* start *
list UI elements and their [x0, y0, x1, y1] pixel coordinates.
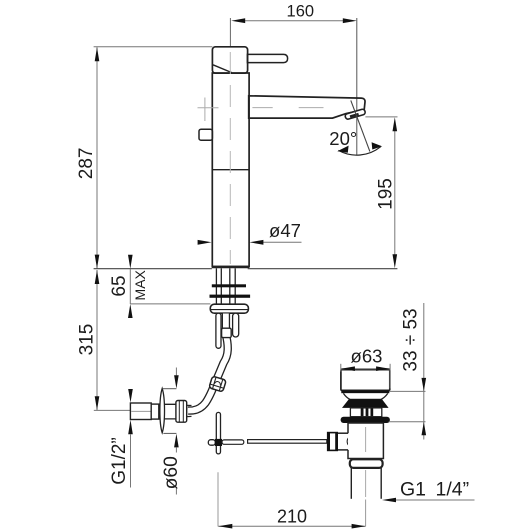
dim phi63 ext right — [389, 364, 391, 389]
dim phi60 line bottom — [175, 488, 177, 495]
dim 315 arrow bottom — [95, 396, 100, 410]
dim 195 line — [394, 130, 396, 255]
drain funnel — [343, 393, 387, 399]
deck line left — [94, 268, 212, 270]
dim 287 arrow bottom — [95, 255, 100, 269]
dim 160 arrow right — [343, 18, 357, 23]
dim phi60 line mid — [175, 447, 177, 452]
dim phi63 arrow left — [341, 366, 355, 371]
drain body centerline — [365, 427, 367, 452]
drain body — [348, 423, 383, 459]
lever handle — [247, 54, 287, 62]
shank black band 1 — [212, 284, 246, 287]
faucet head cap — [212, 47, 247, 73]
dim phi63 arrow right — [376, 366, 390, 371]
dim 33-53 ext top — [390, 390, 426, 392]
dim phi47 leader line — [261, 241, 302, 243]
body vertical centerline dashes — [229, 52, 231, 264]
supply hose left (cut) — [216, 313, 221, 348]
dim G1 1/4 leader — [385, 499, 475, 501]
supply hose right (cut) — [233, 313, 239, 337]
popup horizontal rod left stub — [208, 440, 215, 446]
svg-text:210: 210 — [277, 507, 307, 527]
dim phi60 ext bottom — [163, 432, 176, 434]
spout centerline dashes — [198, 107, 219, 109]
drain gasket black trapezoid — [342, 399, 389, 408]
wall supply tube G1/2 — [130, 403, 151, 420]
body left tab — [199, 129, 212, 140]
faucet body column — [212, 73, 249, 267]
dim G1/2 arrow bottom — [128, 420, 133, 435]
dim 315 arrow top — [95, 270, 100, 284]
dim phi63 line — [341, 368, 390, 370]
body bottom thick edge — [212, 266, 249, 269]
svg-text:ø63: ø63 — [351, 346, 383, 367]
wall tube inner line — [131, 410, 151, 412]
dim 287 extension top — [94, 46, 213, 48]
dim 160 line — [244, 20, 344, 22]
dim phi63 ext left — [340, 364, 342, 372]
dim 195 arrow bottom — [393, 254, 398, 268]
dim 210 line — [218, 525, 365, 527]
dim 65 arrow bottom — [128, 304, 133, 318]
drain tailpipe — [350, 468, 352, 499]
angle 20 deg line — [351, 100, 370, 151]
dim 65 line — [129, 269, 131, 304]
svg-text:ø60: ø60 — [161, 456, 182, 489]
angle arc arrow left — [337, 146, 348, 153]
popup tie rod vertical — [216, 412, 220, 454]
drain cap — [341, 370, 390, 391]
shank black band 2 — [210, 295, 251, 298]
dim 210 arrow right — [352, 524, 366, 529]
dim 287 arrow top — [95, 47, 100, 61]
popup horizontal rod piece 2 — [248, 440, 327, 444]
mounting flange nut — [210, 304, 248, 313]
popup rod clamp — [215, 439, 222, 446]
dim G1 1/4 arrow — [382, 498, 396, 503]
svg-text:MAX: MAX — [132, 269, 148, 300]
dim 210 ext left — [217, 472, 219, 526]
faucet shank tubes under deck — [215, 268, 217, 304]
dim 287 line — [96, 47, 98, 268]
drain cap underside band — [341, 390, 389, 393]
svg-text:33 ÷ 53: 33 ÷ 53 — [400, 308, 421, 371]
wall flange disc (lens) — [160, 388, 165, 432]
svg-text:20°: 20° — [329, 128, 357, 149]
flange mid line — [211, 309, 249, 311]
dim phi47 arrow left — [198, 240, 212, 245]
tailpipe centerline — [365, 470, 367, 497]
dim phi47 arrow right — [249, 240, 263, 245]
popup horizontal rod piece 1 — [222, 440, 244, 444]
dim 33-53 arrow top — [422, 378, 427, 391]
hose end wedge at fitting — [187, 404, 192, 406]
wall compression fitting — [176, 401, 187, 423]
hose union nut — [209, 376, 226, 392]
svg-text:315: 315 — [77, 324, 98, 356]
flexible hose to wall — [188, 314, 228, 411]
dim 65 arrow top — [128, 255, 133, 269]
spout axis cross vertical tick — [204, 98, 206, 122]
angle arc — [338, 147, 380, 155]
faucet head parting diagonal — [213, 65, 232, 73]
dim 33-53 arrow bottom — [422, 422, 427, 435]
dim 33-53 line — [423, 303, 425, 440]
dim 33-53 ext bottom — [389, 421, 426, 423]
deck line right — [248, 268, 398, 270]
dim phi60 arrow top — [174, 375, 179, 388]
svg-text:160: 160 — [287, 2, 315, 20]
dim phi60 ext top — [162, 388, 176, 390]
dim 315 extension bottom — [94, 409, 130, 411]
drain port neck — [338, 432, 348, 434]
svg-text:195: 195 — [375, 178, 396, 210]
body seam line — [212, 169, 248, 171]
dim phi60 arrow bottom — [174, 434, 179, 448]
dim 195 arrow top — [393, 117, 398, 131]
spout outline — [249, 96, 365, 118]
wall hex nut — [151, 404, 159, 419]
dim G1/2 line lower — [130, 434, 132, 487]
svg-text:ø47: ø47 — [269, 220, 301, 241]
svg-text:G11/4”: G11/4” — [400, 479, 469, 501]
angle arc arrow right — [372, 142, 383, 149]
dim 210 arrow left — [218, 524, 232, 529]
dim G1/2 arrow top — [128, 389, 133, 403]
MAX line — [130, 303, 210, 305]
dim 160 arrow left — [231, 18, 245, 23]
svg-text:65: 65 — [109, 275, 130, 296]
wall neck lines — [159, 403, 176, 405]
drain locknut black band — [341, 417, 390, 423]
dim phi60 line top — [175, 368, 177, 376]
dim 160 extension left (faucet centerline top) — [229, 18, 231, 47]
hose connector at faucet — [222, 328, 232, 337]
dim 160 extension right (spout tip vertical) — [356, 18, 358, 155]
svg-text:G1/2”: G1/2” — [109, 437, 130, 485]
drain coupling ring — [350, 459, 383, 468]
dim 210 ext right — [365, 500, 367, 527]
aerator tilted — [345, 109, 366, 120]
drain side port block — [327, 432, 338, 451]
svg-text:287: 287 — [76, 148, 97, 180]
dim 195 extension top — [365, 116, 397, 118]
dim 315 line — [96, 270, 98, 410]
drain threaded collar — [350, 408, 381, 417]
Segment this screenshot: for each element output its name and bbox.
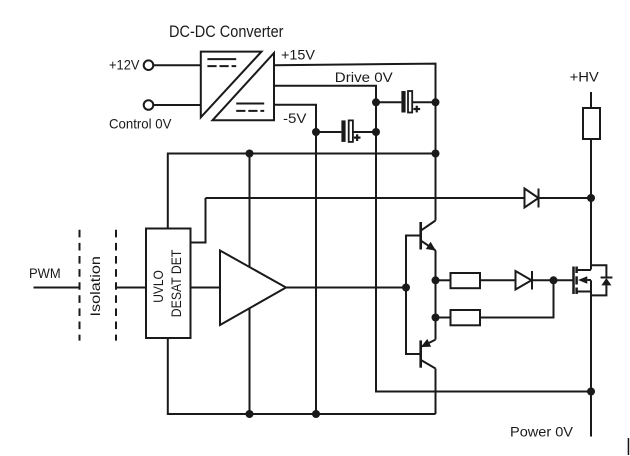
transistor Q1 emitter arrow [426, 242, 436, 251]
wire PWM input [34, 287, 80, 289]
wire top resistor to gate diode [480, 279, 516, 281]
transistor Q1 base bar [419, 222, 422, 250]
svg-text:Isolation: Isolation [87, 256, 103, 316]
node gate [550, 276, 558, 284]
wire amp supply vertical [249, 154, 251, 415]
DC-DC converter U1 upper triangle [201, 52, 262, 118]
resistor R2 [451, 310, 481, 325]
svg-text:DC-DC Converter: DC-DC Converter [169, 22, 284, 41]
diode D2 gate [516, 271, 532, 290]
wire push-pull output node [435, 250, 437, 339]
wire Control 0V input [154, 104, 201, 106]
node cap C2 left [372, 98, 380, 106]
svg-text:PWM: PWM [29, 265, 61, 281]
svg-text:+HV: +HV [570, 69, 600, 85]
svg-text:UVLO: UVLO [150, 270, 166, 303]
MOSFET M1 channel segments [575, 267, 578, 274]
svg-text:Power 0V: Power 0V [510, 423, 574, 439]
UVLO / DESAT DET box U2 [146, 229, 191, 339]
wire base vertical [406, 236, 421, 355]
DC symbol output solid line [236, 103, 264, 105]
wire isolation to UVLO box [116, 287, 146, 289]
capacitor C2 plate positive [401, 91, 405, 113]
svg-text:Control 0V: Control 0V [109, 115, 172, 131]
capacitor C2 plus sign [413, 108, 420, 110]
wire gate diode to gate [533, 279, 574, 281]
wire +15V distribution rail [168, 154, 436, 229]
wire PNP collector to rail [435, 369, 437, 415]
node source power0v [587, 388, 595, 396]
svg-text:DESAT DET: DESAT DET [168, 249, 184, 317]
node bottom rail amp [246, 410, 254, 418]
node amp output base [402, 284, 410, 292]
wire +15V rail [274, 64, 436, 221]
transistor Q2 emitter arrow [421, 339, 431, 347]
wire HV resistor to drain [590, 139, 592, 270]
wire desat step from UVLO box [191, 198, 206, 243]
resistor R1 [451, 273, 481, 288]
diode D1 desat [525, 189, 539, 208]
node push-pull bottom [432, 314, 440, 322]
wire desat line to diode [206, 197, 525, 199]
MOSFET M1 gate bar [572, 267, 575, 295]
DC symbol output dashed line [236, 110, 264, 112]
DC symbol input solid line [207, 58, 236, 60]
node push-pull top [432, 276, 440, 284]
op-amp buffer U3 [220, 251, 286, 326]
MOSFET M1 body diode branch [591, 265, 606, 277]
transistor Q2 base bar [419, 340, 422, 367]
DC symbol input dashed line [207, 65, 236, 67]
node cap C1 left [312, 128, 320, 136]
wire bottom resistor return [480, 280, 554, 317]
body diode triangle [601, 278, 611, 285]
cursor artifact bottom right [628, 438, 630, 455]
wire Drive 0V rail [274, 86, 591, 392]
wire cap C2 left lead [376, 101, 401, 103]
wire -5V rail [274, 105, 316, 414]
capacitor C1 plate negative [349, 120, 353, 141]
wire cap C1 left lead [316, 131, 341, 133]
MOSFET M1 source lead [577, 291, 591, 293]
capacitor C1 plus sign [354, 106, 420, 141]
transistor Q2 emitter [421, 340, 436, 347]
DC-DC converter U1 lower triangle [213, 53, 275, 120]
capacitor C2 plate negative [408, 91, 412, 113]
MOSFET M1 bulk arrow [578, 276, 587, 284]
wire diode to HV rail [539, 197, 592, 199]
svg-text:+15V: +15V [281, 47, 316, 63]
wire bottom resistor left lead [436, 317, 451, 319]
svg-text:+12V: +12V [109, 57, 140, 73]
wire amp output to bases [286, 287, 406, 289]
capacitor C1 plate positive [341, 120, 345, 141]
wire cap C1 right lead [353, 131, 376, 133]
node desat diode HV [587, 194, 595, 202]
resistor R3 HV sense [583, 108, 600, 139]
node cap C1 right [372, 128, 380, 136]
svg-text:-5V: -5V [283, 110, 307, 126]
terminal +12V [144, 60, 154, 70]
isolation barrier dashed line right [115, 228, 117, 340]
wire top resistor left lead [436, 279, 451, 281]
node cap C2 right [432, 98, 440, 106]
terminal Control 0V [144, 100, 154, 110]
wire +12V input [154, 64, 201, 66]
body diode bar [601, 277, 613, 279]
wire +HV stub [590, 92, 592, 108]
node rail amp [246, 150, 254, 158]
transistor Q1 emitter [421, 241, 436, 251]
wire source to Power 0V [590, 280, 592, 436]
wire cap C2 right lead [412, 101, 435, 103]
MOSFET M1 drain lead [577, 269, 591, 271]
wire UVLO box to amp [191, 287, 221, 289]
node rail +15V [432, 150, 440, 158]
node bottom rail -5V [312, 410, 320, 418]
svg-text:Drive 0V: Drive 0V [335, 69, 394, 85]
isolation barrier dashed line left [79, 228, 81, 340]
transistor Q2 collector [421, 360, 436, 369]
wire bottom -5V rail [168, 338, 436, 414]
transistor Q1 collector [421, 221, 436, 231]
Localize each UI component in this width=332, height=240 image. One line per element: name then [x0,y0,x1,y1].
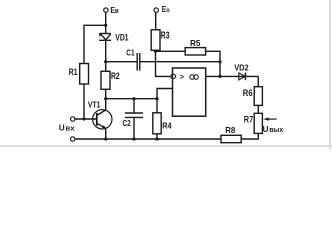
svg-text:C2: C2 [123,118,131,128]
wire Ek down to VD1 [105,12,107,33]
svg-text:VT1: VT1 [88,99,101,109]
svg-text:R1: R1 [69,67,78,78]
terminal Uvx bottom [71,137,75,141]
resistor R7 [254,113,262,133]
resistor R3 [151,30,160,51]
wire emitter down [105,128,107,139]
terminal Eo [154,8,158,12]
wire R3 to inverting lead [156,50,171,76]
wire mid rail y98.7 [106,98,157,100]
wire Eo to R3 [155,12,157,30]
terminal Ek [104,8,108,12]
svg-text:C1: C1 [126,47,135,57]
wire R5 row [156,50,186,52]
wire base lead [75,118,97,120]
node: C2 bottom rail [132,137,135,140]
wire left branch top [84,25,106,63]
svg-text:VD2: VD2 [234,63,249,73]
node: C2 top [132,97,135,100]
wire R4 bottom [156,134,158,139]
resistor R8 [221,135,241,142]
svg-text:o: o [166,7,170,14]
op-amp infinity symbol [190,75,199,80]
junction dots [82,24,221,141]
wire R5 right + riser to output [206,51,220,76]
node: VD1/C1/R2 [104,60,107,63]
wire bottom rail left [75,138,221,140]
capacitor C1 [137,53,140,71]
svg-text:R5: R5 [190,38,201,48]
svg-text:VD1: VD1 [115,32,128,42]
wire VD1 to R2 [105,40,107,71]
wire R6 to R7 [257,105,259,113]
svg-text:U: U [263,125,269,134]
svg-text:вх: вх [65,126,74,133]
wire C1 row left [106,61,137,63]
svg-text:R7: R7 [244,114,253,124]
node: output [218,75,221,78]
node: R4 bottom rail [155,137,158,140]
svg-text:U: U [59,124,65,133]
svg-text:R3: R3 [161,30,170,41]
op-amp input circle [171,74,176,79]
wire R2 to collector node [105,89,107,98]
wire R7 bottom to R8 [241,133,258,139]
resistor R6 [254,87,262,106]
svg-text:R4: R4 [162,120,172,130]
wire collector up [105,99,107,111]
resistor R5 [185,48,205,55]
node: non-inv/R4 [155,97,158,100]
wire output row [206,75,259,77]
svg-text:>: > [180,73,184,82]
resistor R4 [153,113,161,134]
transistor VT1 [93,110,112,129]
page edge right [329,0,331,149]
resistor R1 [80,64,89,85]
op-amp U1 box [173,68,206,116]
node: base/R1 [82,117,85,120]
capacitor C2 [125,99,143,139]
zener diode VD1 [99,34,111,41]
wiper arrow of R7 [263,117,276,120]
svg-text:R2: R2 [111,71,120,82]
svg-text:R6: R6 [243,88,253,98]
wire C1 to riser x220 [140,61,220,63]
svg-text:R8: R8 [225,125,235,135]
diode VD2 [239,73,246,81]
wire VD2 to R6 [257,76,259,86]
node: collector/R2 [104,97,107,100]
wire R4 top riser / non-inv lead [157,89,173,113]
node: R3/R5/inv [154,50,157,53]
node: Ek/R1 [104,24,107,27]
page edge bottom [0,145,332,147]
svg-text:вых: вых [269,127,283,134]
node: emitter rail [104,137,107,140]
terminal Uvx top [71,117,75,121]
svg-text:к: к [115,8,119,15]
node: C1/R5 riser [218,60,221,63]
resistor R2 [101,71,110,89]
wire R1 to base node [83,84,85,119]
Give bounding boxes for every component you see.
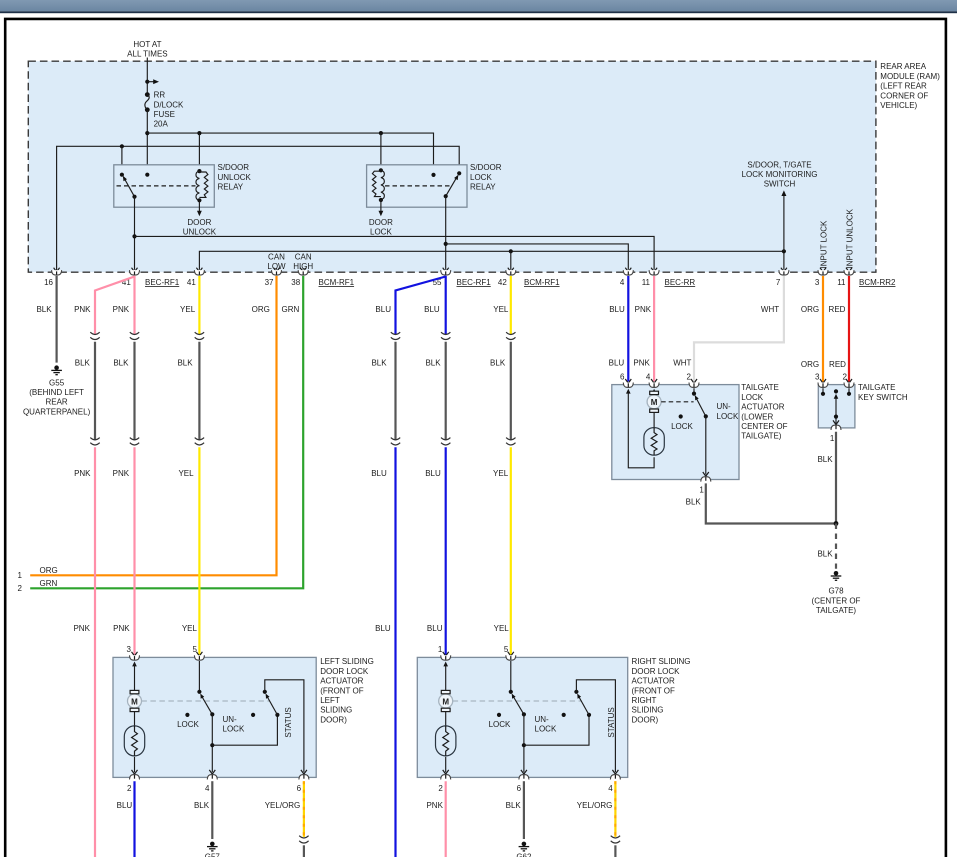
* end *
How many lines of the material above contain the string "leader"? State only the number.

2